• [DIRECTIVE]
Write out all of the entries exactly, please.

───── MATERIAL FOR THIS TASK

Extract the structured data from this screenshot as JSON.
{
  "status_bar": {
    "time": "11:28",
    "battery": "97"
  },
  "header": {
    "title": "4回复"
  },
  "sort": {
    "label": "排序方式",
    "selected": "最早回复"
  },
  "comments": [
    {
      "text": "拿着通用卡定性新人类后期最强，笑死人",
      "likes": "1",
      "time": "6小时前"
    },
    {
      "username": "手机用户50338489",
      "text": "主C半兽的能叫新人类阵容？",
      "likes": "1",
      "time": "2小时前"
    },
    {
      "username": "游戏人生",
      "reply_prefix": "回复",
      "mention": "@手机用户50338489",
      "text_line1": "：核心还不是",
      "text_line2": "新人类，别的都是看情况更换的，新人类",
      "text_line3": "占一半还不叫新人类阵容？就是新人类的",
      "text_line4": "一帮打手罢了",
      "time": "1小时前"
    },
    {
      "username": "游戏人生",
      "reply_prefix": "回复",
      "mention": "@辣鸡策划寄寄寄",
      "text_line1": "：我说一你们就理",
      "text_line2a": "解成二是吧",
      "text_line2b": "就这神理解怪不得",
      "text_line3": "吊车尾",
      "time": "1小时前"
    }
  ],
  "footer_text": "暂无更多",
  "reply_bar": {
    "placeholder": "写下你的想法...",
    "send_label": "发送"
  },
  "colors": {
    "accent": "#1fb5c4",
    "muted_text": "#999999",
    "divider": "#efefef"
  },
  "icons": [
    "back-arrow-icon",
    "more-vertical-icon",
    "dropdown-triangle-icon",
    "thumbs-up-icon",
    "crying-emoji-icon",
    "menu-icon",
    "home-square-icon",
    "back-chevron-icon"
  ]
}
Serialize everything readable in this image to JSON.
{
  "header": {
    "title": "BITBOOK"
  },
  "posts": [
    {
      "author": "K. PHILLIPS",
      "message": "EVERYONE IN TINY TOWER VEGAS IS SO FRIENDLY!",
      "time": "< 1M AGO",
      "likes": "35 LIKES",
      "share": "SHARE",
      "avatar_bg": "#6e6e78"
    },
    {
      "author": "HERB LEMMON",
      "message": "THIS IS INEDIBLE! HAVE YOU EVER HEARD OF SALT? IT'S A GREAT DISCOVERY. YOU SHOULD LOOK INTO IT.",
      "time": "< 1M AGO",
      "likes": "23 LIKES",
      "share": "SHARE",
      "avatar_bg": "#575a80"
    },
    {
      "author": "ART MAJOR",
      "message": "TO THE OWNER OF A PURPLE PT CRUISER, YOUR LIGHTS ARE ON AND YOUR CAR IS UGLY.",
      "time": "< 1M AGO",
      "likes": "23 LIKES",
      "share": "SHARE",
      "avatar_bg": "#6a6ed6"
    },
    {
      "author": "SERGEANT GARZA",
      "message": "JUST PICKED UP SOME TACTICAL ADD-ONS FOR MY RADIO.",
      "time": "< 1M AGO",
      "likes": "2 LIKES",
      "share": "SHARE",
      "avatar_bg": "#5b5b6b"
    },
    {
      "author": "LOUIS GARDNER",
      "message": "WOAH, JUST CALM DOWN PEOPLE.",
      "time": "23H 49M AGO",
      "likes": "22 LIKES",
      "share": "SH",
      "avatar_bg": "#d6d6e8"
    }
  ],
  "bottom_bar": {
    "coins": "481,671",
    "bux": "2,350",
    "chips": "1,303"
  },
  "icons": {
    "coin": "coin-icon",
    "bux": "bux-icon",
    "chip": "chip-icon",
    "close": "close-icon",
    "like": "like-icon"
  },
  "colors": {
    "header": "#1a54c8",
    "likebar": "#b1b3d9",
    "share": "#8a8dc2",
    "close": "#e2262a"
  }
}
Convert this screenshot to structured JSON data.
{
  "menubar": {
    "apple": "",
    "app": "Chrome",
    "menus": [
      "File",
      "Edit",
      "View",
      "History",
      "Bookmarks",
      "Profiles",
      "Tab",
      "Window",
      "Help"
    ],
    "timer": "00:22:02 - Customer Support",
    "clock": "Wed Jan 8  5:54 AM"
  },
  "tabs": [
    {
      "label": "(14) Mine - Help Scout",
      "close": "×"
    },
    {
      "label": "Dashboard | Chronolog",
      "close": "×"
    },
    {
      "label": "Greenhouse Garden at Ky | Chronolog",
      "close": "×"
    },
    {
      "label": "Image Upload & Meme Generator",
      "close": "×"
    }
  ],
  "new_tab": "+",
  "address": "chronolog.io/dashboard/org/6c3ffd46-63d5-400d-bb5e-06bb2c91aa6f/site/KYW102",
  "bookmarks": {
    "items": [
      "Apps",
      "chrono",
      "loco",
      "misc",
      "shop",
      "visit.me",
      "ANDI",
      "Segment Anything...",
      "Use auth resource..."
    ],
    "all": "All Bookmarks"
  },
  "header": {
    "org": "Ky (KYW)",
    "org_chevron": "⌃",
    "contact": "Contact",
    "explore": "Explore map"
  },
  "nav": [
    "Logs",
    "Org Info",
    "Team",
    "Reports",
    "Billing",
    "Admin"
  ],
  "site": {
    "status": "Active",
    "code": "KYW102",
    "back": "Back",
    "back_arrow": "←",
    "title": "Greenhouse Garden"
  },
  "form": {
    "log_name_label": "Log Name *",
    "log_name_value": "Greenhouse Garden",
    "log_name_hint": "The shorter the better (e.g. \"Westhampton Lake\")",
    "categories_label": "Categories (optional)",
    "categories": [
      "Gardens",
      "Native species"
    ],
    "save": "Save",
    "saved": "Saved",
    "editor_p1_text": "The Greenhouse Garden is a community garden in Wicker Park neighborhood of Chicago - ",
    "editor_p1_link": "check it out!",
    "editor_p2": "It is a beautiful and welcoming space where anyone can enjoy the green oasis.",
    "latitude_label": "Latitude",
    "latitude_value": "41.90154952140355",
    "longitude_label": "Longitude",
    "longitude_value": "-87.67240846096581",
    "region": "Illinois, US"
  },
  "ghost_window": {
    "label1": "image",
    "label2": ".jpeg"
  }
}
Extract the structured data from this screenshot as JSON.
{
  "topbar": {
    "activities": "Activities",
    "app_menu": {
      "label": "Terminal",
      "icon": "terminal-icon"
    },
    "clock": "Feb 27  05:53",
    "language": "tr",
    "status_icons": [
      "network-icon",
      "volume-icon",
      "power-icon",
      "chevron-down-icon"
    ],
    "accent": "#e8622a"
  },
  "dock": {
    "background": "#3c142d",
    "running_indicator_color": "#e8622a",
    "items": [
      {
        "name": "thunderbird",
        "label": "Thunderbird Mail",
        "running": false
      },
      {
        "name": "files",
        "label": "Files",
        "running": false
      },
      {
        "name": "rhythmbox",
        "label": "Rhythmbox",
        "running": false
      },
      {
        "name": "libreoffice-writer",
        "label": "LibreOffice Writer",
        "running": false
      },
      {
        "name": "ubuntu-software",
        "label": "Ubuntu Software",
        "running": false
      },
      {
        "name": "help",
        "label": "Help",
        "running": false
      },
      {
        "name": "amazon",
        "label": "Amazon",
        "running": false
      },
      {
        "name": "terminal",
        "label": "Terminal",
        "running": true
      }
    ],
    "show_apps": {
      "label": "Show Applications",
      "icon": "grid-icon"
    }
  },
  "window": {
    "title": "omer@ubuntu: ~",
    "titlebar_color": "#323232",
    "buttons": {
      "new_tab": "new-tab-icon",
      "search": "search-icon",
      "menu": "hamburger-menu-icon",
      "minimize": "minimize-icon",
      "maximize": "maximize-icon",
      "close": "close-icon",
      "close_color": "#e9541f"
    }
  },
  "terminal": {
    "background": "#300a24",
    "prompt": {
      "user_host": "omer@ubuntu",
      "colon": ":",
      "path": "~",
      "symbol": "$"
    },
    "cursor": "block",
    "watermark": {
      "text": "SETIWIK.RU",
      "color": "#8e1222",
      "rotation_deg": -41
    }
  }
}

──────────

• [WORKED SOLUTION]
Extract the structured data from this screenshot as JSON.
{
  "status_bar": {
    "time": "11:28",
    "battery": "97"
  },
  "header": {
    "title": "4回复"
  },
  "sort": {
    "label": "排序方式",
    "selected": "最早回复"
  },
  "comments": [
    {
      "text": "拿着通用卡定性新人类后期最强，笑死人",
      "likes": "1",
      "time": "6小时前"
    },
    {
      "username": "手机用户50338489",
      "text": "主C半兽的能叫新人类阵容？",
      "likes": "1",
      "time": "2小时前"
    },
    {
      "username": "游戏人生",
      "reply_prefix": "回复",
      "mention": "@手机用户50338489",
      "text_line1": "：核心还不是",
      "text_line2": "新人类，别的都是看情况更换的，新人类",
      "text_line3": "占一半还不叫新人类阵容？就是新人类的",
      "text_line4": "一帮打手罢了",
      "time": "1小时前"
    },
    {
      "username": "游戏人生",
      "reply_prefix": "回复",
      "mention": "@辣鸡策划寄寄寄",
      "text_line1": "：我说一你们就理",
      "text_line2a": "解成二是吧",
      "text_line2b": "就这神理解怪不得",
      "text_line3": "吊车尾",
      "time": "1小时前"
    }
  ],
  "footer_text": "暂无更多",
  "reply_bar": {
    "placeholder": "写下你的想法...",
    "send_label": "发送"
  },
  "colors": {
    "accent": "#1fb5c4",
    "muted_text": "#999999",
    "divider": "#efefef"
  },
  "icons": [
    "back-arrow-icon",
    "more-vertical-icon",
    "dropdown-triangle-icon",
    "thumbs-up-icon",
    "crying-emoji-icon",
    "menu-icon",
    "home-square-icon",
    "back-chevron-icon"
  ]
}
Serialize everything readable in this image to JSON.
{
  "header": {
    "title": "BITBOOK"
  },
  "posts": [
    {
      "author": "K. PHILLIPS",
      "message": "EVERYONE IN TINY TOWER VEGAS IS SO FRIENDLY!",
      "time": "< 1M AGO",
      "likes": "35 LIKES",
      "share": "SHARE",
      "avatar_bg": "#6e6e78"
    },
    {
      "author": "HERB LEMMON",
      "message": "THIS IS INEDIBLE! HAVE YOU EVER HEARD OF SALT? IT'S A GREAT DISCOVERY. YOU SHOULD LOOK INTO IT.",
      "time": "< 1M AGO",
      "likes": "23 LIKES",
      "share": "SHARE",
      "avatar_bg": "#575a80"
    },
    {
      "author": "ART MAJOR",
      "message": "TO THE OWNER OF A PURPLE PT CRUISER, YOUR LIGHTS ARE ON AND YOUR CAR IS UGLY.",
      "time": "< 1M AGO",
      "likes": "23 LIKES",
      "share": "SHARE",
      "avatar_bg": "#6a6ed6"
    },
    {
      "author": "SERGEANT GARZA",
      "message": "JUST PICKED UP SOME TACTICAL ADD-ONS FOR MY RADIO.",
      "time": "< 1M AGO",
      "likes": "2 LIKES",
      "share": "SHARE",
      "avatar_bg": "#5b5b6b"
    },
    {
      "author": "LOUIS GARDNER",
      "message": "WOAH, JUST CALM DOWN PEOPLE.",
      "time": "23H 49M AGO",
      "likes": "22 LIKES",
      "share": "SH",
      "avatar_bg": "#d6d6e8"
    }
  ],
  "bottom_bar": {
    "coins": "481,671",
    "bux": "2,350",
    "chips": "1,303"
  },
  "icons": {
    "coin": "coin-icon",
    "bux": "bux-icon",
    "chip": "chip-icon",
    "close": "close-icon",
    "like": "like-icon"
  },
  "colors": {
    "header": "#1a54c8",
    "likebar": "#b1b3d9",
    "share": "#8a8dc2",
    "close": "#e2262a"
  }
}
Convert this screenshot to structured JSON data.
{
  "menubar": {
    "apple": "",
    "app": "Chrome",
    "menus": [
      "File",
      "Edit",
      "View",
      "History",
      "Bookmarks",
      "Profiles",
      "Tab",
      "Window",
      "Help"
    ],
    "timer": "00:22:02 - Customer Support",
    "clock": "Wed Jan 8  5:54 AM"
  },
  "tabs": [
    {
      "label": "(14) Mine - Help Scout",
      "close": "×"
    },
    {
      "label": "Dashboard | Chronolog",
      "close": "×"
    },
    {
      "label": "Greenhouse Garden at Ky | Chronolog",
      "close": "×"
    },
    {
      "label": "Image Upload & Meme Generator",
      "close": "×"
    }
  ],
  "new_tab": "+",
  "address": "chronolog.io/dashboard/org/6c3ffd46-63d5-400d-bb5e-06bb2c91aa6f/site/KYW102",
  "bookmarks": {
    "items": [
      "Apps",
      "chrono",
      "loco",
      "misc",
      "shop",
      "visit.me",
      "ANDI",
      "Segment Anything...",
      "Use auth resource..."
    ],
    "all": "All Bookmarks"
  },
  "header": {
    "org": "Ky (KYW)",
    "org_chevron": "⌃",
    "contact": "Contact",
    "explore": "Explore map"
  },
  "nav": [
    "Logs",
    "Org Info",
    "Team",
    "Reports",
    "Billing",
    "Admin"
  ],
  "site": {
    "status": "Active",
    "code": "KYW102",
    "back": "Back",
    "back_arrow": "←",
    "title": "Greenhouse Garden"
  },
  "form": {
    "log_name_label": "Log Name *",
    "log_name_value": "Greenhouse Garden",
    "log_name_hint": "The shorter the better (e.g. \"Westhampton Lake\")",
    "categories_label": "Categories (optional)",
    "categories": [
      "Gardens",
      "Native species"
    ],
    "save": "Save",
    "saved": "Saved",
    "editor_p1_text": "The Greenhouse Garden is a community garden in Wicker Park neighborhood of Chicago - ",
    "editor_p1_link": "check it out!",
    "editor_p2": "It is a beautiful and welcoming space where anyone can enjoy the green oasis.",
    "latitude_label": "Latitude",
    "latitude_value": "41.90154952140355",
    "longitude_label": "Longitude",
    "longitude_value": "-87.67240846096581",
    "region": "Illinois, US"
  },
  "ghost_window": {
    "label1": "image",
    "label2": ".jpeg"
  }
}
Extract the structured data from this screenshot as JSON.
{
  "topbar": {
    "activities": "Activities",
    "app_menu": {
      "label": "Terminal",
      "icon": "terminal-icon"
    },
    "clock": "Feb 27  05:53",
    "language": "tr",
    "status_icons": [
      "network-icon",
      "volume-icon",
      "power-icon",
      "chevron-down-icon"
    ],
    "accent": "#e8622a"
  },
  "dock": {
    "background": "#3c142d",
    "running_indicator_color": "#e8622a",
    "items": [
      {
        "name": "thunderbird",
        "label": "Thunderbird Mail",
        "running": false
      },
      {
        "name": "files",
        "label": "Files",
        "running": false
      },
      {
        "name": "rhythmbox",
        "label": "Rhythmbox",
        "running": false
      },
      {
        "name": "libreoffice-writer",
        "label": "LibreOffice Writer",
        "running": false
      },
      {
        "name": "ubuntu-software",
        "label": "Ubuntu Software",
        "running": false
      },
      {
        "name": "help",
        "label": "Help",
        "running": false
      },
      {
        "name": "amazon",
        "label": "Amazon",
        "running": false
      },
      {
        "name": "terminal",
        "label": "Terminal",
        "running": true
      }
    ],
    "show_apps": {
      "label": "Show Applications",
      "icon": "grid-icon"
    }
  },
  "window": {
    "title": "omer@ubuntu: ~",
    "titlebar_color": "#323232",
    "buttons": {
      "new_tab": "new-tab-icon",
      "search": "search-icon",
      "menu": "hamburger-menu-icon",
      "minimize": "minimize-icon",
      "maximize": "maximize-icon",
      "close": "close-icon",
      "close_color": "#e9541f"
    }
  },
  "terminal": {
    "background": "#300a24",
    "prompt": {
      "user_host": "omer@ubuntu",
      "colon": ":",
      "path": "~",
      "symbol": "$"
    },
    "cursor": "block",
    "watermark": {
      "text": "SETIWIK.RU",
      "color": "#8e1222",
      "rotation_deg": -41
    }
  }
}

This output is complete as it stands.